:: Written instruction 1 ::
Retype the part of the sermon from "But the Bible" up to and including "from Mark 4.".
:: Written instruction 2 ::
In the sermon, who likes to say that everyone carries around a back stage view of themselves?
:: Written instruction 3 ::
Shorten the paragraph of the sermon that begins "The Bible wasn't edited" while keeping its main points.

Northwestern
Minnesota Synod Council
June 20, 2015
Mark 4:35-41
One of the reasons
I find the Bible so compelling...is that it includes all sorts of stories one wouldn’t
expect to find there.
The Bible wasn’t edited
by some public relations spin doctor who wanted to round off all the rough
edges....make every character appear admirable....or include only episodes with
proverbial happy endings.
Garrison Keillor
likes to say that all of us carry around a back stage view of ourselves—a side
of ourselves that we go to great lengths to keep others from seeing.
But the Bible has
no such pretensions. The Bible lets it all
hang out. The Bible airs all the dirty
linen of its leading characters.
Take, for example,
this story from Mark 4.
This is hardly the
disciples’ shining hour. They come off
here like something of a cross between the Three Stooges and a troop of Cub
Scouts in the woods on their first overnight camp out. The disciples’ foolishness here seems
matched only by their fear.

:: Recorded data ::

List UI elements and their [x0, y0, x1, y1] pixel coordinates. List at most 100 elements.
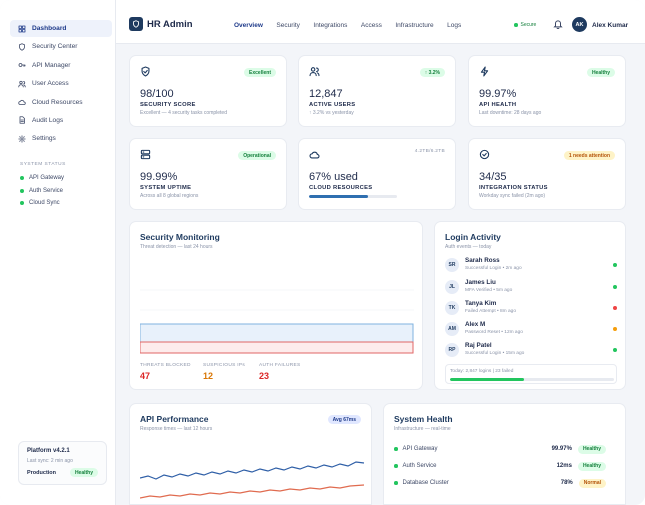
panel-subtitle: Response times — last 12 hours	[140, 426, 213, 432]
target-icon	[479, 149, 493, 163]
sidebar-item-api-manager[interactable]: API Manager	[10, 57, 112, 74]
sidebar-item-label: Audit Logs	[32, 116, 64, 124]
login-row[interactable]: JL James Liu MFA Verified • 5m ago	[445, 278, 617, 298]
system-health-panel: System Health Infrastructure — real-time…	[383, 403, 626, 505]
tab-access[interactable]: Access	[360, 22, 382, 29]
user-name[interactable]: Alex Kumar	[592, 22, 629, 29]
sidebar-item-security-center[interactable]: Security Center	[10, 38, 112, 55]
bolt-icon	[479, 66, 493, 80]
panel-title: Security Monitoring	[140, 232, 220, 242]
sidebar-item-label: Settings	[32, 135, 56, 143]
mini-stat-value: 12	[203, 371, 214, 381]
stat-value: 98/100	[140, 88, 174, 100]
login-activity-panel: Login Activity Auth events — today SR Sa…	[434, 221, 626, 390]
tab-integrations[interactable]: Integrations	[313, 22, 348, 29]
sidebar-item-dashboard[interactable]: Dashboard	[10, 20, 112, 37]
status-badge: Normal	[578, 478, 606, 488]
app-title: HR Admin	[147, 19, 193, 30]
login-event: Successful Login • 2m ago	[465, 266, 522, 271]
status-item-cloud-sync: Cloud Sync	[20, 197, 64, 209]
stat-value: 67% used	[309, 171, 358, 183]
secure-status: Secure	[514, 22, 536, 28]
avatar: RP	[445, 343, 459, 357]
stat-label: SYSTEM UPTIME	[140, 185, 192, 191]
platform-status-badge: Healthy	[69, 468, 98, 477]
api-performance-panel: API Performance Response times — last 12…	[129, 403, 372, 505]
stat-card-security-score[interactable]: Excellent 98/100 SECURITY SCORE Excellen…	[129, 55, 287, 127]
status-badge: Healthy	[577, 461, 606, 471]
panel-title: Login Activity	[445, 232, 501, 242]
status-dot-icon	[613, 327, 617, 331]
summary-text: Today: 2,847 logins | 23 failed	[450, 369, 514, 374]
platform-env: Production	[27, 469, 57, 476]
status-item-api-gateway: API Gateway	[20, 172, 64, 184]
sidebar: Dashboard Security Center API Manager Us…	[0, 0, 116, 505]
stat-label: ACTIVE USERS	[309, 102, 356, 108]
avatar: SR	[445, 258, 459, 272]
tab-overview[interactable]: Overview	[234, 22, 263, 29]
mini-stat-label: AUTH FAILURES	[259, 363, 301, 368]
users-icon	[309, 66, 323, 80]
health-value: 12ms	[556, 463, 572, 469]
avatar: JL	[445, 280, 459, 294]
stat-card-integration-status[interactable]: 1 needs attention 34/35 INTEGRATION STAT…	[468, 138, 626, 210]
stat-sub: ↑ 3.2% vs yesterday	[309, 110, 354, 116]
attention-badge: 1 needs attention	[563, 151, 615, 160]
status-dot-icon	[514, 23, 518, 27]
tab-security[interactable]: Security	[276, 22, 300, 29]
login-row[interactable]: RP Raj Patel Successful Login • 15m ago	[445, 341, 617, 361]
avatar[interactable]: AK	[572, 17, 587, 32]
response-time-chart[interactable]	[140, 454, 365, 504]
stat-value: 99.97%	[479, 88, 517, 100]
suspicious-ips: SUSPICIOUS IPs 12	[203, 363, 245, 381]
sidebar-item-audit-logs[interactable]: Audit Logs	[10, 112, 112, 129]
status-dot-icon	[613, 306, 617, 310]
bell-icon	[553, 20, 563, 30]
login-user: Sarah Ross	[465, 257, 500, 264]
stat-sub: Workday sync failed (2m ago)	[479, 193, 546, 199]
status-badge: Healthy	[577, 444, 606, 454]
login-row[interactable]: TK Tanya Kim Failed Attempt • 8m ago	[445, 299, 617, 319]
status-item-auth-service: Auth Service	[20, 185, 64, 197]
health-row-database-cluster[interactable]: Database Cluster 78% Normal	[394, 477, 606, 489]
panel-subtitle: Auth events — today	[445, 244, 492, 250]
platform-last-sync: Last sync: 2 min ago	[27, 458, 73, 464]
cloud-icon	[309, 149, 323, 163]
gear-icon	[18, 135, 26, 143]
stat-card-cloud-resources[interactable]: 4.2TB/6.2TB 67% used CLOUD RESOURCES	[298, 138, 456, 210]
health-row-auth-service[interactable]: Auth Service 12ms Healthy	[394, 460, 606, 472]
threat-chart[interactable]	[140, 262, 414, 358]
sidebar-item-cloud-resources[interactable]: Cloud Resources	[10, 94, 112, 111]
health-value: 99.97%	[551, 446, 572, 452]
document-icon	[19, 116, 25, 125]
login-row[interactable]: AM Alex M Password Reset • 12m ago	[445, 320, 617, 340]
tab-infrastructure[interactable]: Infrastructure	[395, 22, 434, 29]
panel-subtitle: Infrastructure — real-time	[394, 426, 451, 432]
status-dot-icon	[613, 348, 617, 352]
stat-card-system-uptime[interactable]: Operational 99.99% SYSTEM UPTIME Across …	[129, 138, 287, 210]
tab-logs[interactable]: Logs	[447, 22, 462, 29]
login-event: Failed Attempt • 8m ago	[465, 309, 517, 314]
stat-card-api-health[interactable]: Healthy 99.97% API HEALTH Last downtime:…	[468, 55, 626, 127]
notifications-button[interactable]	[553, 19, 563, 30]
health-row-api-gateway[interactable]: API Gateway 99.97% Healthy	[394, 443, 606, 455]
system-status-list: API Gateway Auth Service Cloud Sync	[20, 172, 64, 210]
stat-card-active-users[interactable]: ↑ 3.2% 12,847 ACTIVE USERS ↑ 3.2% vs yes…	[298, 55, 456, 127]
error-rate-line	[140, 484, 365, 499]
login-row[interactable]: SR Sarah Ross Successful Login • 2m ago	[445, 256, 617, 276]
status-badge: Healthy	[586, 68, 615, 77]
key-icon	[18, 63, 26, 68]
sidebar-item-settings[interactable]: Settings	[10, 130, 112, 147]
auth-failures: AUTH FAILURES 23	[259, 363, 300, 381]
top-header: HR Admin Overview Security Integrations …	[116, 0, 645, 44]
sidebar-item-label: Dashboard	[32, 25, 67, 32]
status-label: Cloud Sync	[29, 200, 60, 206]
grid-icon	[18, 25, 26, 32]
sidebar-item-user-access[interactable]: User Access	[10, 75, 112, 92]
app-logo[interactable]	[129, 17, 143, 31]
mini-stat-value: 23	[259, 371, 270, 381]
stat-label: INTEGRATION STATUS	[479, 185, 548, 191]
top-nav: Overview Security Integrations Access In…	[234, 22, 475, 29]
storage-usage: 4.2TB/6.2TB	[414, 149, 445, 154]
threats-blocked: THREATS BLOCKED 47	[140, 363, 191, 381]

:: Solution 1 ::
But the Bible has
no such pretensions. The Bible lets it all
hang out. The Bible airs all the dirty
linen of its leading characters.
Take, for example,
this story from Mark 4.

:: Solution 2 ::
Garrison Keillor

:: Solution 3 ::
No public relations spin doctor edited the Bible to smooth its rough edges, make every character admirable, or keep only stories with happy endings.